▸ Extracted data:
● ● ● ● ●
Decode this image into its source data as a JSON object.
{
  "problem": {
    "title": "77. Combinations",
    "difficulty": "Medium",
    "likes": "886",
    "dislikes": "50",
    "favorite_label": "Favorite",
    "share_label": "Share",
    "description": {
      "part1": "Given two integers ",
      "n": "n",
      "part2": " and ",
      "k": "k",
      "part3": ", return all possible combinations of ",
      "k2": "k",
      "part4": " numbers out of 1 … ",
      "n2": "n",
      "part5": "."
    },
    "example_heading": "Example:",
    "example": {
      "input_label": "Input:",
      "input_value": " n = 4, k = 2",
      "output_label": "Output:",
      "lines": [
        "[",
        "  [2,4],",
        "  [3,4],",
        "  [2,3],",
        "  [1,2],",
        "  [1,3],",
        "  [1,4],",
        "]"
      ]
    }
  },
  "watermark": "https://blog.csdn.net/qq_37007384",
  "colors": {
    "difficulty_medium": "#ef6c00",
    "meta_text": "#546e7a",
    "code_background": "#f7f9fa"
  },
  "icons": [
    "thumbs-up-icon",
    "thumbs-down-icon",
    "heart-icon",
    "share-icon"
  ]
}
● ● ● ● ●
Give the material above again, word for word.

Decode this image into its source data as a JSON object.
{
  "problem": {
    "title": "77. Combinations",
    "difficulty": "Medium",
    "likes": "886",
    "dislikes": "50",
    "favorite_label": "Favorite",
    "share_label": "Share",
    "description": {
      "part1": "Given two integers ",
      "n": "n",
      "part2": " and ",
      "k": "k",
      "part3": ", return all possible combinations of ",
      "k2": "k",
      "part4": " numbers out of 1 … ",
      "n2": "n",
      "part5": "."
    },
    "example_heading": "Example:",
    "example": {
      "input_label": "Input:",
      "input_value": " n = 4, k = 2",
      "output_label": "Output:",
      "lines": [
        "[",
        "  [2,4],",
        "  [3,4],",
        "  [2,3],",
        "  [1,2],",
        "  [1,3],",
        "  [1,4],",
        "]"
      ]
    }
  },
  "watermark": "https://blog.csdn.net/qq_37007384",
  "colors": {
    "difficulty_medium": "#ef6c00",
    "meta_text": "#546e7a",
    "code_background": "#f7f9fa"
  },
  "icons": [
    "thumbs-up-icon",
    "thumbs-down-icon",
    "heart-icon",
    "share-icon"
  ]
}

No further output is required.